Tasks for this exercise:
A. Rewrite the farm memoir, starting with "The land was" and going on through "under the moonlight.", with "oven" replaced by "stove".
B. Carry the farm memoir on past its final sentence.

Excerpt to read:
::::::::

The land was very much neglected, you couldn’t even call it a farm, and it was full of pine trees and boulders, so my father had to really work hard to clear it.  My father soon met and married my mother, Maria Rafalowicz, who was born in the village of Murawszczyzna, Poland in 1906.

Our farm house was made of wood and mud.  We had a large brick oven in our kitchen which my siblings and I used to sit on to keep warm, with a glass of fresh cold milk, in the freezing winter.  The oven had a flat top that could be slept on because it was so warm all the time.  The icy snow outside would glisten, especially under the moonlight.

 

Beyond our kitchen was the bedroom where my uncles, Adam and Sulejman, slept. Apparently, there were only three people in the whole of Poland that read as much as Adam did, so he got sent free books, though I’m not sure who by.  He had so many books, but he ran out of room in our house, so he built a hut in the woods to keep them in.  I remember going with him to help him build it.  He was very strong, but he contracted what was most likely polio around the age of eight and he only had one good hand and two fingers on his other hand.  However, when I was really small, he used to pick me up and lift me so I could stand on his good hand. 

 

When my parents had gone out, they used to leave my uncles in charge of us.  We used to sit around the fire in our living room and Uncle Adam used to tell us stories.  Sometimes, they were so scary we would have to look under the bed or in the corners.  Then when our parents came back, they always used to bring us sweets and a loaf of white bread to eat, as all we normally had was brown, with rye grain.  The forest where our farm was built was made up of pine trees.  There were also a lot of hazelnuts, cranberries and wild strawberries which we used to pick and eat.

 

We had a wide staircase inside of the house which led upstairs to the loft of the house where the chickens we kept used to roost of an evening because it was warm.  One thing I remember was the loud noise the chickens used to make in our garden.  My mother used to look after them, but my siblings and I used to go out and search for the eggs that the hens had laid, because they were so free range.  My father used to harvest the rye grain, wheat, barley, oats and buckwheat for making bread and feeding the farm animals.  Both of my parents used to employ some of the people in the village.  The women used to help mother look after us children, for housework, and sometimes to help on the farm as well.  The men used to help with the harvesting of the grain.

The house itself wasn’t that big, but there were two sections of the farm, one smaller one, in which we grew tomatoes and beetroot, and the other section was bigger, with carrots, swedes with many other root vegetables growing in it as well as fruit.  We all used to pick them and eat them raw.  There was also another gate in which the cattle were let through to the fields.  We also had sheep, five cows and two horses.  As the farm progressed, father had begun to invest in new more modern machinery and livestock.  He was already selling milk and some grain to the market.  He was very much a part of the farming community and the farm was prospering very nicely.

I started going to school at the age of seven and my sisters and I used to walk to our school which was about 5 miles away in Iwie.  We had to go through the pine woods where wolves lived;  we used to hear them howling in the distance.  The journey was particularly difficult during the winter as the snow was so deep and meant we couldn’t see where the road or fields were.  On one occasion, one of my sisters fell into a ditch because the snow was so high.

At school, my favourite subject was history.  We were also taught Catholicism, but all of us that were brought up as Tatars were allowed out during the time the rest of my classmates were taught by the priest.  Our family had to arrange to go to our own religious teachings, so my siblings and I used to go and visit the Imam instead.

::::::::

Given entries:
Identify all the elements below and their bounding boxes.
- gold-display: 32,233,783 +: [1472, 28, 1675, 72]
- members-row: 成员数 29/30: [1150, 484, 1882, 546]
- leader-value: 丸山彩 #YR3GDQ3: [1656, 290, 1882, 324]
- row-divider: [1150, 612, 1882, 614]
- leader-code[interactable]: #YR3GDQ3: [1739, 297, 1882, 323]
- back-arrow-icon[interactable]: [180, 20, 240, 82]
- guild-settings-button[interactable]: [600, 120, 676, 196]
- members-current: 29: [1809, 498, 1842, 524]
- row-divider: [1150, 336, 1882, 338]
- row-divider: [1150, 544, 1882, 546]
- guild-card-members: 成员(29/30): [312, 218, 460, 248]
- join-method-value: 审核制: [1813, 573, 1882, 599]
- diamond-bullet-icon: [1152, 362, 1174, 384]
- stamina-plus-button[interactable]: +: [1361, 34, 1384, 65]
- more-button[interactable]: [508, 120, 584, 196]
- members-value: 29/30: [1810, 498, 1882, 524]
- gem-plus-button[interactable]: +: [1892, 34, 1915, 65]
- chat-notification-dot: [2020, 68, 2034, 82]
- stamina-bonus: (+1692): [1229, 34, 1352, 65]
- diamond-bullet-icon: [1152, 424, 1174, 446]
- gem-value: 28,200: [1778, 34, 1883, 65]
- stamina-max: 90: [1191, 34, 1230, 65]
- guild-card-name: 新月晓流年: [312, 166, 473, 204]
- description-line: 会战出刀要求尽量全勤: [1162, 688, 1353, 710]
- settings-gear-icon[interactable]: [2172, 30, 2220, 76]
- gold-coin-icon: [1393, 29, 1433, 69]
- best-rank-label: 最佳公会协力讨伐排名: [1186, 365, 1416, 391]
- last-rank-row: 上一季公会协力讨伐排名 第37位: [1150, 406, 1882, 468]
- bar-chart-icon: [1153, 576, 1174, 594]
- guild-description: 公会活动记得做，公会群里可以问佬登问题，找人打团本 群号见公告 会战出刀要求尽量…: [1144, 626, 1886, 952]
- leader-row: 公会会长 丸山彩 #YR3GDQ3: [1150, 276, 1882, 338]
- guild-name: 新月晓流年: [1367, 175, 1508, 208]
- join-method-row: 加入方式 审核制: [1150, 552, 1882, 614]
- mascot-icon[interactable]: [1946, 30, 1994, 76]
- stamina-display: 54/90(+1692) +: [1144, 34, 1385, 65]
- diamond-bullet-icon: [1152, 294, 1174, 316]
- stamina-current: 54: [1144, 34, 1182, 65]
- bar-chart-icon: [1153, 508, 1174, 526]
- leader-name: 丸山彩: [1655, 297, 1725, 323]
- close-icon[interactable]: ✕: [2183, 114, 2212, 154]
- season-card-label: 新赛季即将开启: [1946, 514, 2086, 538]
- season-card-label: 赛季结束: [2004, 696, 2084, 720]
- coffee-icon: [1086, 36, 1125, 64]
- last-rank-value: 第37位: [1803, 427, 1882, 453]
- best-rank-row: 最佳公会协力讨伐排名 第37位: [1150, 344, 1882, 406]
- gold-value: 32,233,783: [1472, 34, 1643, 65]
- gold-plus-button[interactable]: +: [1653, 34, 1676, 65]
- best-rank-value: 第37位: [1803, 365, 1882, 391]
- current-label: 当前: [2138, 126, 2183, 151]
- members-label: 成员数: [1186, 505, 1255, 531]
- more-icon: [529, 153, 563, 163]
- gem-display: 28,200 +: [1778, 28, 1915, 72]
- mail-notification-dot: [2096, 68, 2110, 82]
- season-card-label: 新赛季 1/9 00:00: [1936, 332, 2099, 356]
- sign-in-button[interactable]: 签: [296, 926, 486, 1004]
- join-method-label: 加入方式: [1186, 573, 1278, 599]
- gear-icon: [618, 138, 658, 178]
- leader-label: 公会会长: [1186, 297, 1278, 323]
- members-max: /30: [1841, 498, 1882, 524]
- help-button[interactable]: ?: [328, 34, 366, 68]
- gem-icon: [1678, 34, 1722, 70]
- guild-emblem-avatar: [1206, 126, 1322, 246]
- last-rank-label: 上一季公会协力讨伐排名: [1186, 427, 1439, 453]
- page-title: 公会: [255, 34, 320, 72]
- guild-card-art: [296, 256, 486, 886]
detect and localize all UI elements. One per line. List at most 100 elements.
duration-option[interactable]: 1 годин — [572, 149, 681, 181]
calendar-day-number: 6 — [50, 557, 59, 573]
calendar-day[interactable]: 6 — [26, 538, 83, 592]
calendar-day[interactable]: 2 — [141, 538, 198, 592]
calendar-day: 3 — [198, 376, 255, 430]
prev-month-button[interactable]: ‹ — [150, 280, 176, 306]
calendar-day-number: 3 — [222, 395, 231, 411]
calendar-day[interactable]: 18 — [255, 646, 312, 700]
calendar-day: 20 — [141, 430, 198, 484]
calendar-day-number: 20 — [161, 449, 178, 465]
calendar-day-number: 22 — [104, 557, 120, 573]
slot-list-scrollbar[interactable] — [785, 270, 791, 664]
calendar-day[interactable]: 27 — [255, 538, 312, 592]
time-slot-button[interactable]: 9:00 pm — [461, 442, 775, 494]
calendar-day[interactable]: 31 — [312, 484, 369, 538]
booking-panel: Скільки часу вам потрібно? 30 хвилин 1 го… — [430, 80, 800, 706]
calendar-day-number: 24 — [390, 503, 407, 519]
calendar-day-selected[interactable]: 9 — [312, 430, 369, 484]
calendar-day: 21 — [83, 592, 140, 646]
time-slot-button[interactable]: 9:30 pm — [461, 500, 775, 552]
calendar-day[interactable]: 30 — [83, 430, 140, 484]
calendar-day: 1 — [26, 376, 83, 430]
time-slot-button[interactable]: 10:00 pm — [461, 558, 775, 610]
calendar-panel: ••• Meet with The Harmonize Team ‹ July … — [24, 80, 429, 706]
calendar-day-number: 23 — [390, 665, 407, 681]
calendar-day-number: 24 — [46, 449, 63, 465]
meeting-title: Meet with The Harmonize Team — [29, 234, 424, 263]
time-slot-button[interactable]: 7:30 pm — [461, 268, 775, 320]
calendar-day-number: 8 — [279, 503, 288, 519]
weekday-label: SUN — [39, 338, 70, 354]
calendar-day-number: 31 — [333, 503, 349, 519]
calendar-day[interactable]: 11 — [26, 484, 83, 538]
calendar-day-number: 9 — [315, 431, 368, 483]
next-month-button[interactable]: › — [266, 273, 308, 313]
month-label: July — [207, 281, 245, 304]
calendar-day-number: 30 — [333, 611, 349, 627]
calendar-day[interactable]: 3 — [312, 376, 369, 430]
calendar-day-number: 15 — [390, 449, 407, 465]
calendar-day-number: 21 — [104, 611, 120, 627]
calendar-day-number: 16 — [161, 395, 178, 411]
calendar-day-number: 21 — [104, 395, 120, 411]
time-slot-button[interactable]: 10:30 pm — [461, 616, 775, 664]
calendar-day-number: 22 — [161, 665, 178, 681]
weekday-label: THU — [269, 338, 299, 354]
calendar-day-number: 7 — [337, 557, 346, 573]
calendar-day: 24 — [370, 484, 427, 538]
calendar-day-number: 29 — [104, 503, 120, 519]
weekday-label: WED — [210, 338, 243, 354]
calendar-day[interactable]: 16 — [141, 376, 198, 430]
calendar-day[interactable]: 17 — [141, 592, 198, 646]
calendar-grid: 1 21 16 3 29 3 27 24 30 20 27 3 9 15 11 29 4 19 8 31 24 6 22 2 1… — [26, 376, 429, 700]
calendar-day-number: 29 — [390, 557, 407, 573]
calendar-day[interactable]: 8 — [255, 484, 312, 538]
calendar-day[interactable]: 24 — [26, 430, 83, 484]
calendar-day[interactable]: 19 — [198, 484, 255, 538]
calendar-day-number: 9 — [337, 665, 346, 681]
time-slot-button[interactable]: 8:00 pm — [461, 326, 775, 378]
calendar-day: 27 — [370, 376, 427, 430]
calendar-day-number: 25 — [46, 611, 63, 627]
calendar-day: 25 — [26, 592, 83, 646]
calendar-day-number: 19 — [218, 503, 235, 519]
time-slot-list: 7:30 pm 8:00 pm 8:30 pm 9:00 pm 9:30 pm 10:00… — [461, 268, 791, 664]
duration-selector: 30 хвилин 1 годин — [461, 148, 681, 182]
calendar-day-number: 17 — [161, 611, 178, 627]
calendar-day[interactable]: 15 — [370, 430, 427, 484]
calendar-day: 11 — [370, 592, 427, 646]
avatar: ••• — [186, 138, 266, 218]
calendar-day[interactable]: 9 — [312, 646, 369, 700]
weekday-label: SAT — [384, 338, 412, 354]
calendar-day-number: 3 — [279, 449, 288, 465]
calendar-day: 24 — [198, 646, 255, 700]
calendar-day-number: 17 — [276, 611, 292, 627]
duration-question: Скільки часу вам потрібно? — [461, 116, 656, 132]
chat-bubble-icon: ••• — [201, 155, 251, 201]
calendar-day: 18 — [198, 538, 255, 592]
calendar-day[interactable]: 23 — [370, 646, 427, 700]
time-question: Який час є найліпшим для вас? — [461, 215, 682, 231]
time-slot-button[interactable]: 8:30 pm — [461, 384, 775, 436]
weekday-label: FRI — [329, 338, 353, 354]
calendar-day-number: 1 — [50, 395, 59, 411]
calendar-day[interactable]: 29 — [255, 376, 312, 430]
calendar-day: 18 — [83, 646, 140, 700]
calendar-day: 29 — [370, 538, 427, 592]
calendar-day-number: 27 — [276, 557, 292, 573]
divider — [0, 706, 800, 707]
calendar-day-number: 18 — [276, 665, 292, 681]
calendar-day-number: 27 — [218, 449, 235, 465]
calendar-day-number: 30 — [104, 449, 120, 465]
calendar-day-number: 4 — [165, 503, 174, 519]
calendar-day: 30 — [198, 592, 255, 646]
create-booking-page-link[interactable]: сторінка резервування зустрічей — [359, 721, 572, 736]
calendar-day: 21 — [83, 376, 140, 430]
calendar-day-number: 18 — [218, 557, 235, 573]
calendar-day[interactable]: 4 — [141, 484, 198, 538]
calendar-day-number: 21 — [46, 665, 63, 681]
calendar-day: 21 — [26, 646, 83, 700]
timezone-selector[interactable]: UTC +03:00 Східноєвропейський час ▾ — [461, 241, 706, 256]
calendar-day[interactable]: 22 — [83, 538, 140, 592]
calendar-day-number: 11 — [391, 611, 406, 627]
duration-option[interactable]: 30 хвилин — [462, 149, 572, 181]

::::::::

Exercise results:
A.
The land was very much neglected, you couldn’t even call it a farm, and it was full of pine trees and boulders, so my father had to really work hard to clear it.  My father soon met and married my mother, Maria Rafalowicz, who was born in the village of Murawszczyzna, Poland in 1906.

Our farm house was made of wood and mud.  We had a large brick stove in our kitchen which my siblings and I used to sit on to keep warm, with a glass of fresh cold milk, in the freezing winter.  The stove had a flat top that could be slept on because it was so warm all the time.  The icy snow outside would glisten, especially under the moonlight.

B.
Just before the war began, everything was progressing nicely and life was pretty good and, if it had not been for the war, we probably would have been working on the farm and may have married one of the boys in the next village from our own religious background.

Second World War

Then the Second World War broke out and my father disappeared.  We were not certain what happened to him as there were many rumours regarding his whereabouts.  It is said that he was conscripted into the Polish Army.  He was 39 at the time, but had he been 40, he would have not been sent to the front line.  Some people thought my father had volunteered to join the army in the hope he would win some more land and others suggested he was conscripted.

We also heard that he was behind the lines, perhaps as a chef or cook for the troops.  However, we were not certain as there were also stories circulating that he had been captured by the Germans.  It is also suggested that my father was released by the Germans as they had nothing against Muslims and that he supposedly went on to become mayor of Bialystok.  It is alleged that my father was attacked, robbed and killed on his way back from work one night.  We also heard he was killed in Warsaw.  There are also rumours that he was executed by Stalin at some point as well, possibly during the Katyn Massacre.  Not too long ago, a mass grave was discovered, so he could have been there.  However, he vanished, and even now we still do not know what truly happened to him.

Rumours that the Russians and the Germans were coming to Poland began to spread and people in our village were afraid.  The general word going around seemed to be to ‘lock your doors and windows and don’t let anybody in your house.’  The people from other villages around us used to come to our farm as well as our neighbours, and tell us all to ‘be very careful who you speak to and who you let in’.  At this point, we had no contact at all from my father or any idea where he was or what he was doing.  My mother was managing the farm nicely on her own, with the help of my Uncle Sulejman.

Then on the morning of the 10th February 1940, the Soviets came to our house.  It was about 6 o’clock and they thumped hard on our front door shouting “get up, get up” through the door.  We were all crying and very scared as we had no idea what or who was at our door.  My mother opened it and six Soviet soldiers and a Jewish man marched in.  The Jewish man was practically selling our family to the Russians.  He told them that my father fought in the war against them and that he had gone to war again to fight against them. The Jewish people were so happy the Russians had come instead of the Germans, as they knew already what was happening to the Jews elsewhere.  They were also relieved because they knew nothing would happen to them, they would be looked after by the Russians. My mother got angry with the Jewish man and said ‘I may not return, but if I do, I’ll just kill you.  My husband was always very good to you, what has he ever done to you that means you have to talk about him like that?’

 

The Russians told us to bring all our farming equipment, kitchen utensils, anything else that’s sharp and put it on the dining room table.  They asked us how many people were in the house and whether there were any guns or ammunition in the house.  My mother was so scared and told them we didn’t have any.  Only then did she remember that my father always kept a gun under the pillow, so she told one of my uncles, Sulejman, to go and get it and to dispose of it.  Sulejman was very short-sighted, but a gentle character, he used to look after our farm animals.  Anyway, he threw the gun in the soft snow and didn’t look back.  A Soviet soldier spotted him and then followed him and picked up the gun.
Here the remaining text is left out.